> [Directions] Out of the lines below, please list those that hold the string "source".

===============

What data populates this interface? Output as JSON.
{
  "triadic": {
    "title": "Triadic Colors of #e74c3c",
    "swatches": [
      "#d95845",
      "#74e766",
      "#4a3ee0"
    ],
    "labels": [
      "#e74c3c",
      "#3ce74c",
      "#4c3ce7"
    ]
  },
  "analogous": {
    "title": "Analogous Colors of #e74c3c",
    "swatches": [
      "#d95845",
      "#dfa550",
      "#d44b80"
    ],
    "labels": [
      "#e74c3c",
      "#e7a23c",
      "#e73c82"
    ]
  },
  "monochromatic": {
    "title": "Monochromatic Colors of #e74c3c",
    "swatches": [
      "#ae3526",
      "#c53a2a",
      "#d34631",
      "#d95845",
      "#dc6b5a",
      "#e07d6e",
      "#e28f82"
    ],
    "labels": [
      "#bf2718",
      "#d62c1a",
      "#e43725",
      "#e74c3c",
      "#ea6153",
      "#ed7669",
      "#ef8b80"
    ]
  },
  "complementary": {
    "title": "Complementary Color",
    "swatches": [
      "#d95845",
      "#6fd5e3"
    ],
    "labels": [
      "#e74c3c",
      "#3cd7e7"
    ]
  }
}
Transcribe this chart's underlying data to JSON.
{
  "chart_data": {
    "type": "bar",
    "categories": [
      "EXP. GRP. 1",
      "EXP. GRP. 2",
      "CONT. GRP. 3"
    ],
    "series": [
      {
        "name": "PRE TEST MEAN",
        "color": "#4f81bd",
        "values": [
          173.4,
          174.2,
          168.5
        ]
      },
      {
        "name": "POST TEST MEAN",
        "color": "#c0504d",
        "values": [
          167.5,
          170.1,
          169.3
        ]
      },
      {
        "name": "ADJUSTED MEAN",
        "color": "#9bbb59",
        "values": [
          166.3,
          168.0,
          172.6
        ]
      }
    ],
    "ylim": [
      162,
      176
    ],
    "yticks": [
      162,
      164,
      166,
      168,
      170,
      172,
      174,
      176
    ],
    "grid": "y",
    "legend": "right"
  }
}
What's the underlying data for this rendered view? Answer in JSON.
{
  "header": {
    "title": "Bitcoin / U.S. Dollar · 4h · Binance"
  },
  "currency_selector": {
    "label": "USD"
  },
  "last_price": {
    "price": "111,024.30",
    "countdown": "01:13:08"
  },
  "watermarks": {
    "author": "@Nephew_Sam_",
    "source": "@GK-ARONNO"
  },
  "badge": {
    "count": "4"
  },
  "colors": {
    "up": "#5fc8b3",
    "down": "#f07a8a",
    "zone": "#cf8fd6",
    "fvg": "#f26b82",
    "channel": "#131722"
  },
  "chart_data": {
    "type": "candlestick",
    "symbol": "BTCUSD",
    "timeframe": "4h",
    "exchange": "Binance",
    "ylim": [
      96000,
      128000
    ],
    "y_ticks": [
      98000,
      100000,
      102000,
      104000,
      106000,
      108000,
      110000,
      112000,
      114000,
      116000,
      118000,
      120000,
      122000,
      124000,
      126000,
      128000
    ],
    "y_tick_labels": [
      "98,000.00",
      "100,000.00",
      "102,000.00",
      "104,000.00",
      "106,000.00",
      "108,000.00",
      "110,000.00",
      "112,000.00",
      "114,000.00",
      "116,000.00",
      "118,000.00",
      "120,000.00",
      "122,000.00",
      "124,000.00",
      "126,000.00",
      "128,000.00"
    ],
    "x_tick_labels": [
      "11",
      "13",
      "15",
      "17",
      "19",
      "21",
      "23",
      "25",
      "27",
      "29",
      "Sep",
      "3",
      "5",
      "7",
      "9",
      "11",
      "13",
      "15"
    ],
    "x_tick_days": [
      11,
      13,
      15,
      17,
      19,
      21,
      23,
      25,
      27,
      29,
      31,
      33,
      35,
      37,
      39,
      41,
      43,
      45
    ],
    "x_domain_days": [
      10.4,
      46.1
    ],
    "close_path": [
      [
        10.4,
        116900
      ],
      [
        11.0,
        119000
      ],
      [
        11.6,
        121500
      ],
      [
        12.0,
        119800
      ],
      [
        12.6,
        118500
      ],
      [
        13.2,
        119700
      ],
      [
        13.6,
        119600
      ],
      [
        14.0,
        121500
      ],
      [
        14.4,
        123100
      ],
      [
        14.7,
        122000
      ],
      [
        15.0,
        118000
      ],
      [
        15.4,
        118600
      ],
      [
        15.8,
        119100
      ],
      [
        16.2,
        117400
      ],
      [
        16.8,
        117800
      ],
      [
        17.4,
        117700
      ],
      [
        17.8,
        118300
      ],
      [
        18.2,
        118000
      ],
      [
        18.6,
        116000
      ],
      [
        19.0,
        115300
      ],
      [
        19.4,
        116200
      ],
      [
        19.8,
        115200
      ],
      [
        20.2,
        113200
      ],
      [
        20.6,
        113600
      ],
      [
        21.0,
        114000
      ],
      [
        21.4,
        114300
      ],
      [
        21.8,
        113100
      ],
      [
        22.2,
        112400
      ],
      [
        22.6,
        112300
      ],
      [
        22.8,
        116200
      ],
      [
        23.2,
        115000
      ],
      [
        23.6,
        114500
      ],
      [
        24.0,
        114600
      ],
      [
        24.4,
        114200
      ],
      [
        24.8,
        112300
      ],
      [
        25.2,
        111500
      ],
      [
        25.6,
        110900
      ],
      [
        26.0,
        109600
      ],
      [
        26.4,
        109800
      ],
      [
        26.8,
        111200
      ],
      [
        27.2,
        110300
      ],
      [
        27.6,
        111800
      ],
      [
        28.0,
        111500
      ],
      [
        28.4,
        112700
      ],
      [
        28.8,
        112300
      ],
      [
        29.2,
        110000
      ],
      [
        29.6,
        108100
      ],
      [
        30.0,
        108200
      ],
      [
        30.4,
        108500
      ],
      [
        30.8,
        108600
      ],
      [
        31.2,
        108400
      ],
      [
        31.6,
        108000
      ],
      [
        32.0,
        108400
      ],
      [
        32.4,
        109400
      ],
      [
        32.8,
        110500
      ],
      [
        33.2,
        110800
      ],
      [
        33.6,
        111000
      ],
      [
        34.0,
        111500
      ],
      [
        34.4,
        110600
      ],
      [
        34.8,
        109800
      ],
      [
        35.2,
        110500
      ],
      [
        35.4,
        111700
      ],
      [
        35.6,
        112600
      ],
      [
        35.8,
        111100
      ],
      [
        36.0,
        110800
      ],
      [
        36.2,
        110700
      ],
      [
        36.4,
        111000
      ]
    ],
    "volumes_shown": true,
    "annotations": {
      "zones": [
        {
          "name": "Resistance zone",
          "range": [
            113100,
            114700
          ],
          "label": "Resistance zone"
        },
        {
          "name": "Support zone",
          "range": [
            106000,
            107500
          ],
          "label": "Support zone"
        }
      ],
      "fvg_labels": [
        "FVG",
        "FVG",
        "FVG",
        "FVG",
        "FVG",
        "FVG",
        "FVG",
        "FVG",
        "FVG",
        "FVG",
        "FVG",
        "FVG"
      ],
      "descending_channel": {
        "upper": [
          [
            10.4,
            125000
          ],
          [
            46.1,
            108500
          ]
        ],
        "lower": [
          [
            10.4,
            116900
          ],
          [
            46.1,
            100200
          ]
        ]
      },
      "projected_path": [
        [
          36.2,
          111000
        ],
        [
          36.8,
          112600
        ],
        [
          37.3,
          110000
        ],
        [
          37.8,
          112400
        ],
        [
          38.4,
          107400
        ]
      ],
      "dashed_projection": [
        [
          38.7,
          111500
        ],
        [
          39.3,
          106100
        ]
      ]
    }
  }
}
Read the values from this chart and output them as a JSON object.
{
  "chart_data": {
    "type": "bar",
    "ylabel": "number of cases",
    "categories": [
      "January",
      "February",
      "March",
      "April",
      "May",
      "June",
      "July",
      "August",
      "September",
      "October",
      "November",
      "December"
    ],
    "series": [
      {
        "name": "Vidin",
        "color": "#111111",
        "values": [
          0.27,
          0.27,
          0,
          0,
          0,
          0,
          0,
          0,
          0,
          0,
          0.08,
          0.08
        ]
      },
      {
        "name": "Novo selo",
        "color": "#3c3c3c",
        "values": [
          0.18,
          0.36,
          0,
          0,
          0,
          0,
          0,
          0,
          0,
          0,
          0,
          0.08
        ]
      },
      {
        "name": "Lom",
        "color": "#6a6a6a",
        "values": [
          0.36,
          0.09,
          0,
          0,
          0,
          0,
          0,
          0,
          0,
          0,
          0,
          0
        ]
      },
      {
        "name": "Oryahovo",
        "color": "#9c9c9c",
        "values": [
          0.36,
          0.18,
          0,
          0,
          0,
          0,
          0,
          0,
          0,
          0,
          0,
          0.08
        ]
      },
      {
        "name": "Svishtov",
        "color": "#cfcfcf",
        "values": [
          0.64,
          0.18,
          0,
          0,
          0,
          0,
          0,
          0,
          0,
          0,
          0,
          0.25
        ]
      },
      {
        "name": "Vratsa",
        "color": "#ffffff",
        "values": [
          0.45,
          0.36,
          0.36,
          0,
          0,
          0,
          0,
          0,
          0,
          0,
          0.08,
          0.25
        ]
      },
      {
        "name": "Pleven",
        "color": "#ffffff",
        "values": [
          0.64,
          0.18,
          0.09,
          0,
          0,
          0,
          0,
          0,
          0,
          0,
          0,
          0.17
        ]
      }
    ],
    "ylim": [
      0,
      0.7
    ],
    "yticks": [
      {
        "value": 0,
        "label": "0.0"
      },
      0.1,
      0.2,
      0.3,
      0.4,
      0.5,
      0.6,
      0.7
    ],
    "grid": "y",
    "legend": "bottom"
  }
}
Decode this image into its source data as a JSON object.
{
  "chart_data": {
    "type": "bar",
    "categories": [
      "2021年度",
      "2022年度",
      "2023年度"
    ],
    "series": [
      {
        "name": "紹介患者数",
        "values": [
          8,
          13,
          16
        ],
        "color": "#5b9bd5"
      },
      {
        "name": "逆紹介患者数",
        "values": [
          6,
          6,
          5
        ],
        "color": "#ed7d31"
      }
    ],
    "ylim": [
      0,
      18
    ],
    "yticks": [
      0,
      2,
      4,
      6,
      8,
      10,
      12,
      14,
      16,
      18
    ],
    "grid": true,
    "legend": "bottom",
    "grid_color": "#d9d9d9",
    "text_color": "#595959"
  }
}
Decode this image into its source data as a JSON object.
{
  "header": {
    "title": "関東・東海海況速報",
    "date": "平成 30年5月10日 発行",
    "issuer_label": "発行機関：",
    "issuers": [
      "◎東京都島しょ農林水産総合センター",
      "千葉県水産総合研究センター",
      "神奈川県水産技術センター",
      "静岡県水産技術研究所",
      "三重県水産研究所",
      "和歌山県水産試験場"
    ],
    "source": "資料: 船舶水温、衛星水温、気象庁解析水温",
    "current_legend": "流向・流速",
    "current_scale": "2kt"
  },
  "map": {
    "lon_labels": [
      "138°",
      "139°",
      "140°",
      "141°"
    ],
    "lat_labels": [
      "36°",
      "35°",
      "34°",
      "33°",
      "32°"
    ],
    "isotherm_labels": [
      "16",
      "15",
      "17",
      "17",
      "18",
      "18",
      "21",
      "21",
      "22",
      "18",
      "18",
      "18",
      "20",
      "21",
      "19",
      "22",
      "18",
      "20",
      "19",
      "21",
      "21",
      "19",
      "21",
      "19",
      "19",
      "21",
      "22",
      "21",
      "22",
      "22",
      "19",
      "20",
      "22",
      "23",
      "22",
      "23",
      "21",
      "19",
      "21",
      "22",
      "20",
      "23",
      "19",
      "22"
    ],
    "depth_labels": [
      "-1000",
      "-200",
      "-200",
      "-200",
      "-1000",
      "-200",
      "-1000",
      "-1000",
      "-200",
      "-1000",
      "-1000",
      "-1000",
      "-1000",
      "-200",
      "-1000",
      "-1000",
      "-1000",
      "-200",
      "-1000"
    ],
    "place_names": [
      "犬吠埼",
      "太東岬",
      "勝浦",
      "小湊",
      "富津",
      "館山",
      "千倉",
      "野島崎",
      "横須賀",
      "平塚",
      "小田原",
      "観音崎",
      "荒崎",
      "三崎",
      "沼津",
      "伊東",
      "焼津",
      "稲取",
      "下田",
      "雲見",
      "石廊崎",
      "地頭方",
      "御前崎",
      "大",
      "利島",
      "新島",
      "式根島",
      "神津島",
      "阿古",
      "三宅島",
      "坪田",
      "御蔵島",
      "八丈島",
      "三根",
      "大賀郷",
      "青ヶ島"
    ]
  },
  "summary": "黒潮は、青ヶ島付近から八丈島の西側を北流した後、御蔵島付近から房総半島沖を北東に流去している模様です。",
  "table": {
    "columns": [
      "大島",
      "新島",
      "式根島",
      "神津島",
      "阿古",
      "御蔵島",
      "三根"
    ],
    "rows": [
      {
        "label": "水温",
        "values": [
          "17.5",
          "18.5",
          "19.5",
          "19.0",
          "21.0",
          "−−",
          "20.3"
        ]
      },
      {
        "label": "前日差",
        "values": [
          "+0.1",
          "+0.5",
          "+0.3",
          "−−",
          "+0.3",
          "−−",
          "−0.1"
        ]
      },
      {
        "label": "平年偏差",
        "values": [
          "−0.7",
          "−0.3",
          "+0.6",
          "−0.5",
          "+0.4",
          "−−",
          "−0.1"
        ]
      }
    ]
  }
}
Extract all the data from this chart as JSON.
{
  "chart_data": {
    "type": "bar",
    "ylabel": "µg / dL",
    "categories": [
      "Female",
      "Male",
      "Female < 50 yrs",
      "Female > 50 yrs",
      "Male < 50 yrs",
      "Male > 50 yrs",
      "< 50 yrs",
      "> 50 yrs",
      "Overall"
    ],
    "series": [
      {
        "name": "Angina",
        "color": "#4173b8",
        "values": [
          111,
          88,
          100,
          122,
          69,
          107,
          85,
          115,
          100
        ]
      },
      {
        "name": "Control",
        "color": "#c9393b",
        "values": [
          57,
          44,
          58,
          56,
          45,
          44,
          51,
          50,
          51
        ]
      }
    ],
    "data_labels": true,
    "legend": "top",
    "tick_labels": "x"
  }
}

===============

> [Solution below]
    "source": "@GK-ARONNO"
Decode this image into its source data as a JSON object.
Decode this image into its source data as a JSON object.
    "source": "資料: 船舶水温、衛星水温、気象庁解析水温",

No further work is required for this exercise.